## ENTRIES
□ □ □ □ □ □ □

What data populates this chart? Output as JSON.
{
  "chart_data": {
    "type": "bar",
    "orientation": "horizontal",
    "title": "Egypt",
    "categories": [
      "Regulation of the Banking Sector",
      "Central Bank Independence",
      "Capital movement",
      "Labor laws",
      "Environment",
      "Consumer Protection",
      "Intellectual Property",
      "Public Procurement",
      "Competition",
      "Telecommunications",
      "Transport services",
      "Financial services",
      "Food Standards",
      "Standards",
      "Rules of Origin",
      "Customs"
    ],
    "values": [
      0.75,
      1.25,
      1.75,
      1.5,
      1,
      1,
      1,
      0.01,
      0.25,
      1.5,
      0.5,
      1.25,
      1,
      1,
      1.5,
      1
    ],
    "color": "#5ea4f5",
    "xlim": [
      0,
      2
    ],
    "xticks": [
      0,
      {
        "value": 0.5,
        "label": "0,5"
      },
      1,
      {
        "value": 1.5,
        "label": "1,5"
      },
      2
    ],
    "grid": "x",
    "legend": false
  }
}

□ □ □ □ □ □ □

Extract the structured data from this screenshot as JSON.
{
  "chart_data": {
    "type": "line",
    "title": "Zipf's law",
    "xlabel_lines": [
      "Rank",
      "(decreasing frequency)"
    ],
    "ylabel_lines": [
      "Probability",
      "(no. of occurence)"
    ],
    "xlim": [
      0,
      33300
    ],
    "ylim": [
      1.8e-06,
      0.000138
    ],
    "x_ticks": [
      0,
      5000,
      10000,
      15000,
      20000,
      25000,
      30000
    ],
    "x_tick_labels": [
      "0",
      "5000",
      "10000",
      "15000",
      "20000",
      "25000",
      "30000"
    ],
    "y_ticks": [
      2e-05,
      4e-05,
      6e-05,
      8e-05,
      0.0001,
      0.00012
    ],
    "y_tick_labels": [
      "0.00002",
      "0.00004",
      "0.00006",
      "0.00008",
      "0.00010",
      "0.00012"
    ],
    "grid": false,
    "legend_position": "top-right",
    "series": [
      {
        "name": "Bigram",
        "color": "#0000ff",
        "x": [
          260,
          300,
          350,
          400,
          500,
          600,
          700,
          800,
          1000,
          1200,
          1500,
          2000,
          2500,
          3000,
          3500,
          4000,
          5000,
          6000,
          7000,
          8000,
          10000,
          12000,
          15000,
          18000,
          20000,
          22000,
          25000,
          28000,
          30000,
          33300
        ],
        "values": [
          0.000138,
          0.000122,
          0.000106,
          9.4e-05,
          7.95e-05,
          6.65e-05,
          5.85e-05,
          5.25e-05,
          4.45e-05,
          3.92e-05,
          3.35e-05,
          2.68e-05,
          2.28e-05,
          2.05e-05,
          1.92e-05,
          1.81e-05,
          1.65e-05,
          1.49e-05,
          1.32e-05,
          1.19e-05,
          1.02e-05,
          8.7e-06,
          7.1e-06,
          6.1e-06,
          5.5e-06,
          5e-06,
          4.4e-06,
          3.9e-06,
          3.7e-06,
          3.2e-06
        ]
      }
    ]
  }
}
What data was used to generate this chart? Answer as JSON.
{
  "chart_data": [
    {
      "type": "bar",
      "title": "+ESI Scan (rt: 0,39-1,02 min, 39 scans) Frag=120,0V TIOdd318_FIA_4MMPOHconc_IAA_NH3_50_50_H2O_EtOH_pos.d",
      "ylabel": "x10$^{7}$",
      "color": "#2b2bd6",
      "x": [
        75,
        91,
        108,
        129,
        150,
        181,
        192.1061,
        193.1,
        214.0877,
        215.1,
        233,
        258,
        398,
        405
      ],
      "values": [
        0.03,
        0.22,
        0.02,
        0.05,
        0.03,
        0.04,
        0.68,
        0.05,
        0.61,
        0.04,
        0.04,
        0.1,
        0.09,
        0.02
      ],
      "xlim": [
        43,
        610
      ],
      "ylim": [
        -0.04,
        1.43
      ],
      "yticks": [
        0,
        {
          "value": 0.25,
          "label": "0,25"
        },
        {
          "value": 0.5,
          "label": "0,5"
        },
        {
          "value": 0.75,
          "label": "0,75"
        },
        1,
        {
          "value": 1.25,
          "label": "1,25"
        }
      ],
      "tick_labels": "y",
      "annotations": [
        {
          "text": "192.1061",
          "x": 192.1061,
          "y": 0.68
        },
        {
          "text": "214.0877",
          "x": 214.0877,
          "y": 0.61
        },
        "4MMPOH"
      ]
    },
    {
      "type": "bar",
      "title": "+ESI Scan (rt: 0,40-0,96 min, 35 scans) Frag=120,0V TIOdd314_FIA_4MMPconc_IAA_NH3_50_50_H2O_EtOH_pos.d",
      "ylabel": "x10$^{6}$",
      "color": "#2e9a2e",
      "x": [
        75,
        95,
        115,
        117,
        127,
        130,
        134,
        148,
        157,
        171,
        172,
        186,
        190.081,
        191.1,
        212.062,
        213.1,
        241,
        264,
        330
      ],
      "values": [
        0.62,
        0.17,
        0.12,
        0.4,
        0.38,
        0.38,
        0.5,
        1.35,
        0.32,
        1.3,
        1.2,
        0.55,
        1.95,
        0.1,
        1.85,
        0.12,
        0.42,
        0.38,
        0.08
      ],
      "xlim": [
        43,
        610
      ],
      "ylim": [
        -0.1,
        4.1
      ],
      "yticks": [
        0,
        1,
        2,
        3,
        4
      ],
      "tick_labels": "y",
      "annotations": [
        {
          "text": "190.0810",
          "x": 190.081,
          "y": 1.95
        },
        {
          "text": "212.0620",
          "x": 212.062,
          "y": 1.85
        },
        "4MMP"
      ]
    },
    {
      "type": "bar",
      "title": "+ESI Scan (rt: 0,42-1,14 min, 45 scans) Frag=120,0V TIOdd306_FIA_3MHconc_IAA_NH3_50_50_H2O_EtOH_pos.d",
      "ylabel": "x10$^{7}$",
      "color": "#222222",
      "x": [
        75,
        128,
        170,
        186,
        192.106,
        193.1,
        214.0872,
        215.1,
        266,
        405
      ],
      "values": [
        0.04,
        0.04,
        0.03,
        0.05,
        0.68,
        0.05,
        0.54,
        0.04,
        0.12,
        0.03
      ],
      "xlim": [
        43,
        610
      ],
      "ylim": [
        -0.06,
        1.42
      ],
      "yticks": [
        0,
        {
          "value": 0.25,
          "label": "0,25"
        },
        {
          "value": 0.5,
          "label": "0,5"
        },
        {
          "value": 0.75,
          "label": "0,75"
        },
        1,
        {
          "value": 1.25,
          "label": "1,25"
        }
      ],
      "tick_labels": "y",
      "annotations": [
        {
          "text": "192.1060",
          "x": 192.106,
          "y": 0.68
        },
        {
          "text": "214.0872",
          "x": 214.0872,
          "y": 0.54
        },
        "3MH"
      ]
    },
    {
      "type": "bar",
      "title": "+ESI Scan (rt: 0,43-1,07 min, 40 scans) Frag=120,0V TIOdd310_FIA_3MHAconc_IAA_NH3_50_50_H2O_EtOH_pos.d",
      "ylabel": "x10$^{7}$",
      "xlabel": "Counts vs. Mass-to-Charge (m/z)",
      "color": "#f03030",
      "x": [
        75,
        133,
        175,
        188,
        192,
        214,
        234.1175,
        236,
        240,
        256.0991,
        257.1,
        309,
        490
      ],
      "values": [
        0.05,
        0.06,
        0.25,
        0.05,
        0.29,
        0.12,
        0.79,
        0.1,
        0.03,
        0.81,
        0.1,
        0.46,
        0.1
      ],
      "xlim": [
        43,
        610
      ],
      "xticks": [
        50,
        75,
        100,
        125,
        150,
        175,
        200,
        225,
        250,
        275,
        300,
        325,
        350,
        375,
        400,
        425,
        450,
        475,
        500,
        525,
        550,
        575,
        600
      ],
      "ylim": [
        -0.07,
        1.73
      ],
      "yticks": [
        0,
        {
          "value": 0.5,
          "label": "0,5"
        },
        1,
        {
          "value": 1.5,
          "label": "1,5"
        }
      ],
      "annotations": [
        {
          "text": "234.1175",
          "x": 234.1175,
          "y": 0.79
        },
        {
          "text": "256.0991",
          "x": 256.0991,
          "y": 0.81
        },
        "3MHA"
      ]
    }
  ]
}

□ □ □ □ □ □ □

## WHAT THE TASK REQUIRES
Report only how many lines in the records contain the word "this".

## WORKED SOLUTION
3